▶ _Exercise_
Hunt for the word "security" across the entries below, copying each line that holds it.

▶ _Extracted material_
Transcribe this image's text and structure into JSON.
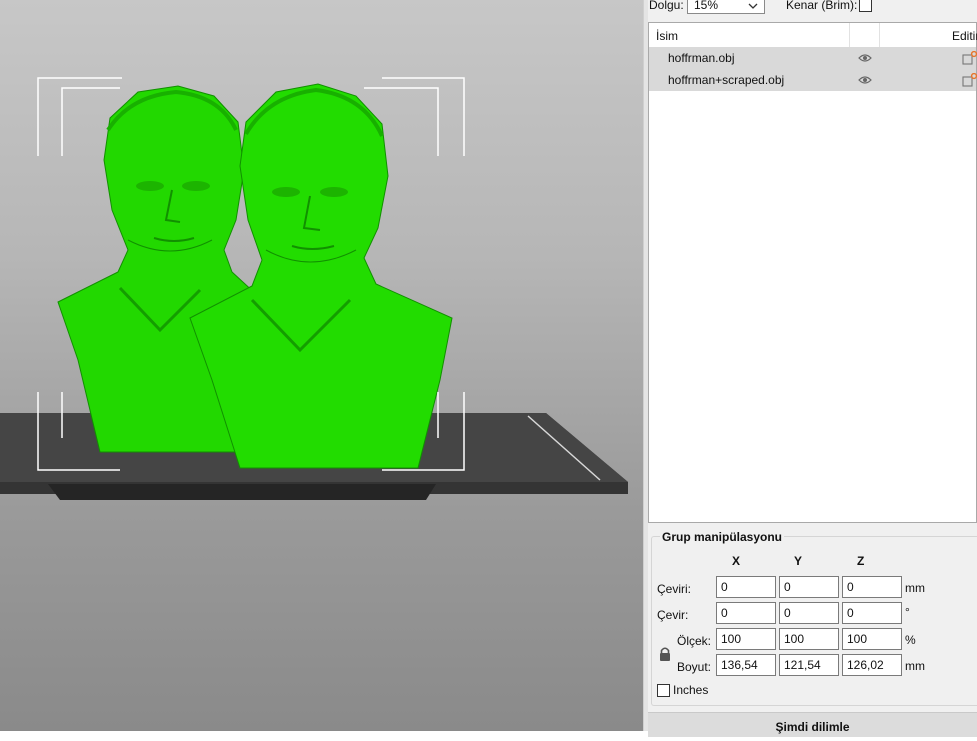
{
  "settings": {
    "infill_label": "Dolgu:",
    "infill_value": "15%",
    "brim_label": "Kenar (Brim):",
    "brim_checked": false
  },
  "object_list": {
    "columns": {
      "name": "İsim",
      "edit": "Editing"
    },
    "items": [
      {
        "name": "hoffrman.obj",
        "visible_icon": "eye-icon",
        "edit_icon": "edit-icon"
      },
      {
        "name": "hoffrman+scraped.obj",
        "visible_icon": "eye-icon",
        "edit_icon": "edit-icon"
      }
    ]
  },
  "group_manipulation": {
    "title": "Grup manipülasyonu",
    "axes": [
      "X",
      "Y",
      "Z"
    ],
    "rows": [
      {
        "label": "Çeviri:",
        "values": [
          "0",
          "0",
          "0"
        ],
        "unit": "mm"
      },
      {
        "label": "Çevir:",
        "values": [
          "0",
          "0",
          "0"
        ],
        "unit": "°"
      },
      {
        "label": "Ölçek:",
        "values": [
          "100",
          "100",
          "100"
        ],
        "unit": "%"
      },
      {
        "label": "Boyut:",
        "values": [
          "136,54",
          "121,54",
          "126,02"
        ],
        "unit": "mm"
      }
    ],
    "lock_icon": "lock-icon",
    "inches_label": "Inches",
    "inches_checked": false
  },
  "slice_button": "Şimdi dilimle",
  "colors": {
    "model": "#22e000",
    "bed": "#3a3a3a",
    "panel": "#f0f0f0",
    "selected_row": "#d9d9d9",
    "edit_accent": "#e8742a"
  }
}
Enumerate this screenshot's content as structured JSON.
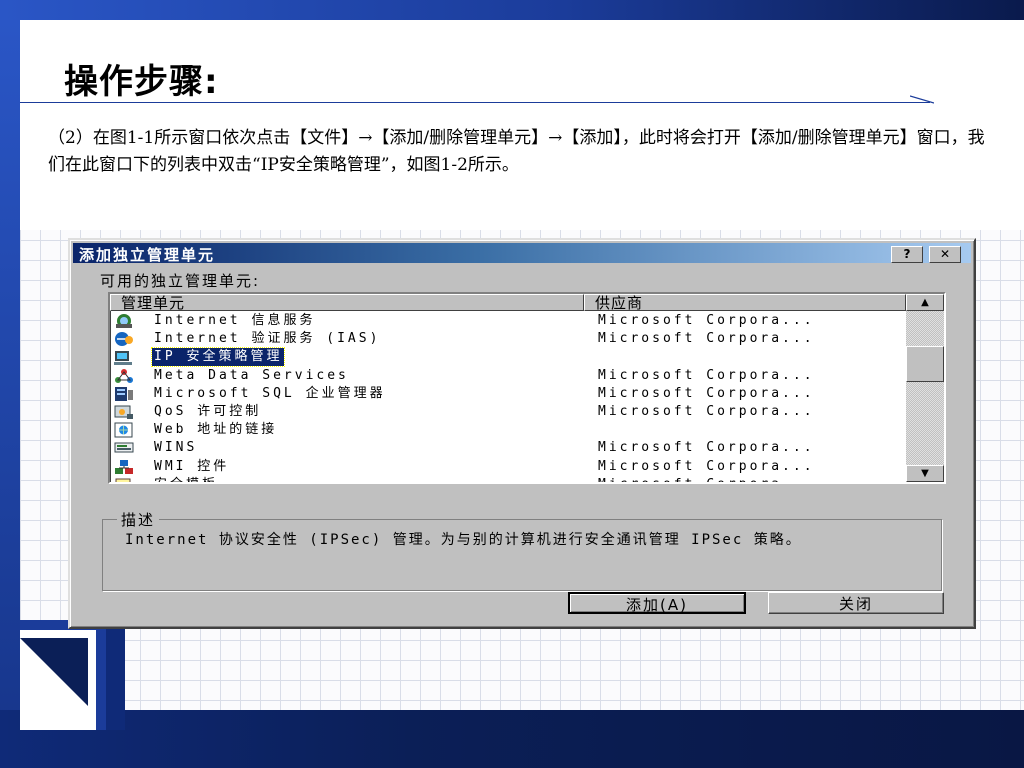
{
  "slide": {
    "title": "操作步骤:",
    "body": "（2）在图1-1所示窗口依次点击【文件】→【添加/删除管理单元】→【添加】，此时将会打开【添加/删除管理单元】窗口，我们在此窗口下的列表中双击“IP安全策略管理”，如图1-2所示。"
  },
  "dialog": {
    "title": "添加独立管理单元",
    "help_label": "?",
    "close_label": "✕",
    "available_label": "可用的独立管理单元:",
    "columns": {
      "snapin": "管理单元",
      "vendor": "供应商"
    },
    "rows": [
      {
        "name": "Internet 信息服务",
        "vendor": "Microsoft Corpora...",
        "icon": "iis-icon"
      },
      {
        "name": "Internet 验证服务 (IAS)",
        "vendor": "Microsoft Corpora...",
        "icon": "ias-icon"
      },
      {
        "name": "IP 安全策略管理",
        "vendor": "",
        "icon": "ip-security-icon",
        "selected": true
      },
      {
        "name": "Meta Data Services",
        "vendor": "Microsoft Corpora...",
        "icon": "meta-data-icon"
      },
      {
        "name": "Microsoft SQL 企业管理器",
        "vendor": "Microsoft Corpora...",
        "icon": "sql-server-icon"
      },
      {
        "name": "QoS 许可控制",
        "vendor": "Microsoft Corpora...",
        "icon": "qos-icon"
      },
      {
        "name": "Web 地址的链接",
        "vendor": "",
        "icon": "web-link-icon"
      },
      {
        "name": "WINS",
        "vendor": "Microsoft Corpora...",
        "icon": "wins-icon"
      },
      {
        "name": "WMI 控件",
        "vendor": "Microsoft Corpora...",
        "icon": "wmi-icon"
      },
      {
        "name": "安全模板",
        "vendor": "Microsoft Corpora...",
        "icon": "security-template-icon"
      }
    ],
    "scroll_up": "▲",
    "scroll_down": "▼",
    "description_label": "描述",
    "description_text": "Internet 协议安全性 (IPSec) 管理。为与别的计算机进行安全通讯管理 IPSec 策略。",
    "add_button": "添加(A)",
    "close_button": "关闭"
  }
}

--

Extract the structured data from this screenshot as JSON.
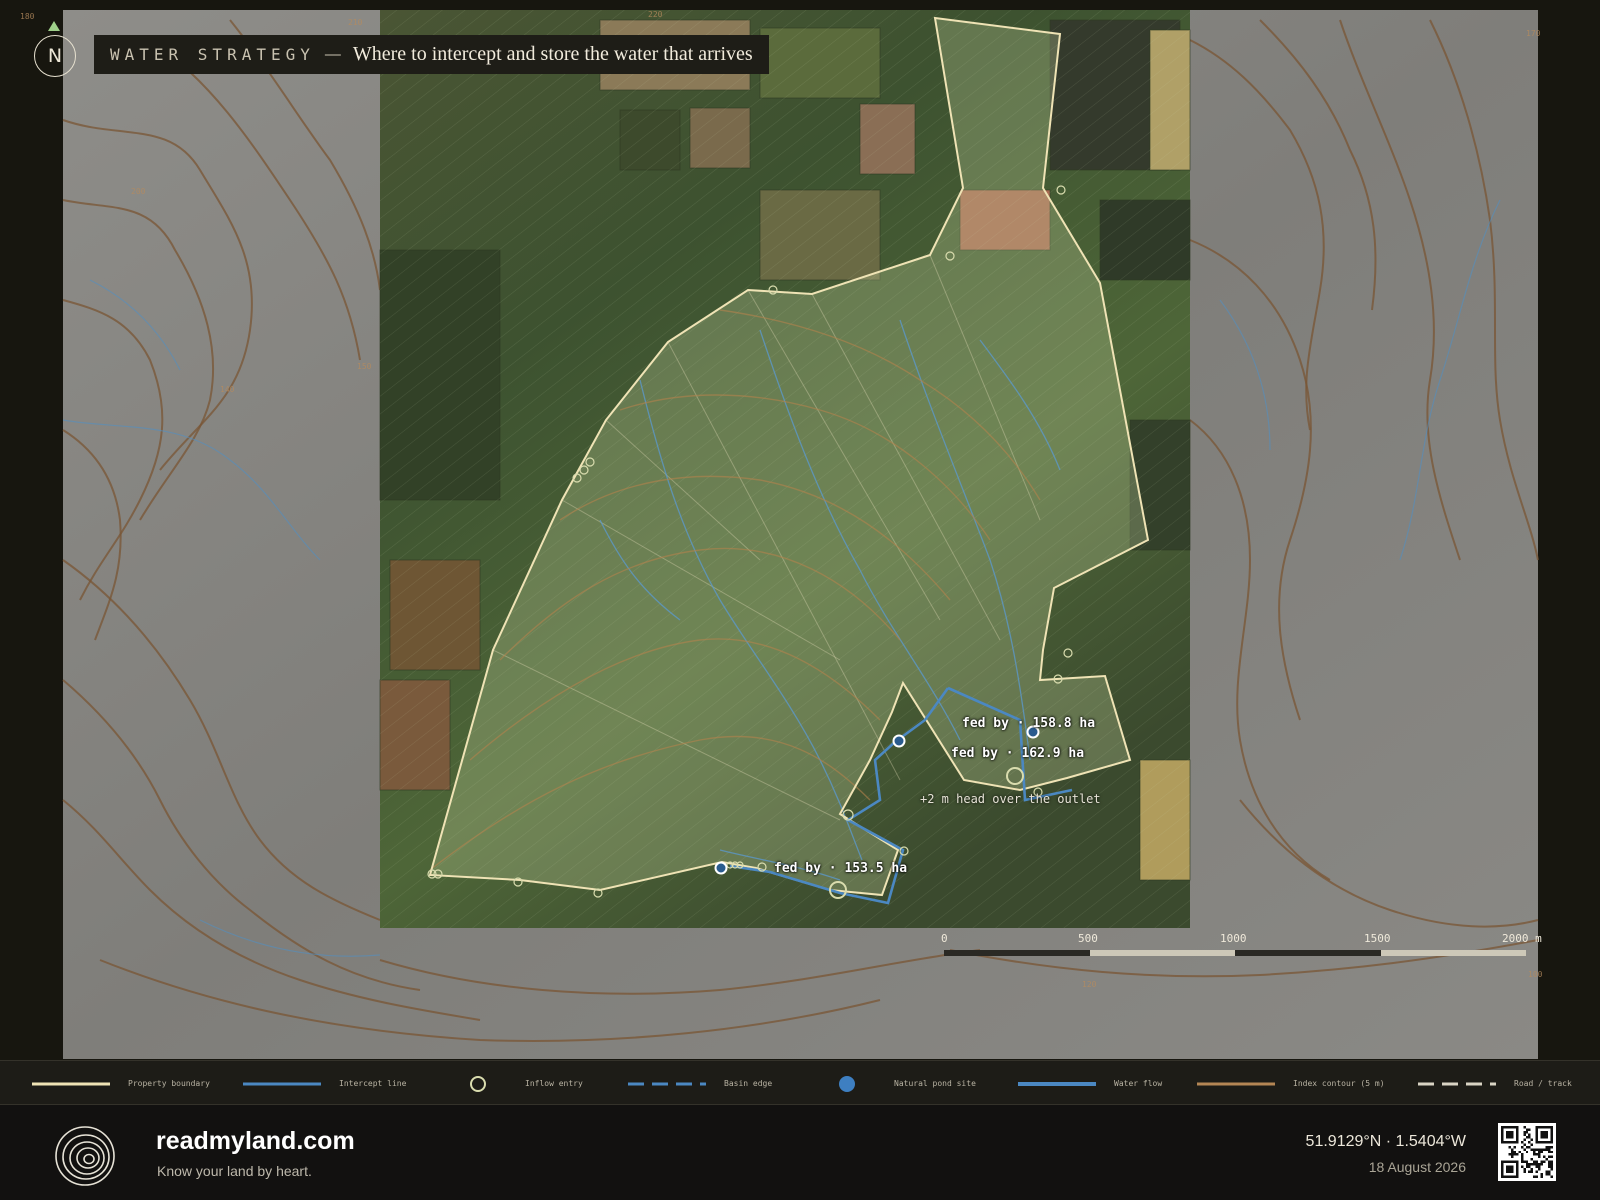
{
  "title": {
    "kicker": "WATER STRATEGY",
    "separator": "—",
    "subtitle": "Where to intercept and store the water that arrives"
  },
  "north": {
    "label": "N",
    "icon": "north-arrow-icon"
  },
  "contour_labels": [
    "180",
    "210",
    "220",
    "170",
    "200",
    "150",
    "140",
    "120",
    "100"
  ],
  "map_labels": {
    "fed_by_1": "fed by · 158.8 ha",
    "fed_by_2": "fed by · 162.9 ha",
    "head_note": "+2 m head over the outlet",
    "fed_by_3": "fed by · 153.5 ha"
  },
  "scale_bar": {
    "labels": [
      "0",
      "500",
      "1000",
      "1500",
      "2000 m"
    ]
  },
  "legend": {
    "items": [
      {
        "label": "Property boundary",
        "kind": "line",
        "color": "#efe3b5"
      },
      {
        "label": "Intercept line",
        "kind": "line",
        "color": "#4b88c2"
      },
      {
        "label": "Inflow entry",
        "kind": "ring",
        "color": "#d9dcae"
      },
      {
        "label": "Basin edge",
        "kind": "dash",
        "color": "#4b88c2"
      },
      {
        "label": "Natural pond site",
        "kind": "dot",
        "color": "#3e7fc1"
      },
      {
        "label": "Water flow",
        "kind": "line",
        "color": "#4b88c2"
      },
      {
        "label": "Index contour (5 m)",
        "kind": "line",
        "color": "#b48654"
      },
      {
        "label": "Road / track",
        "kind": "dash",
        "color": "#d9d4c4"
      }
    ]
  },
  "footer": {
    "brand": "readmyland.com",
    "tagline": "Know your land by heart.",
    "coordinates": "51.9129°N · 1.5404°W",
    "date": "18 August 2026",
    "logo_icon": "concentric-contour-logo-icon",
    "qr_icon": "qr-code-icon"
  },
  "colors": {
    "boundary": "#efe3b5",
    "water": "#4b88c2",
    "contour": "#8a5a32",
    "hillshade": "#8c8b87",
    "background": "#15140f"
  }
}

▶ _Reply to the task_
        "icon": "ip-security-icon",
        "icon": "security-template-icon"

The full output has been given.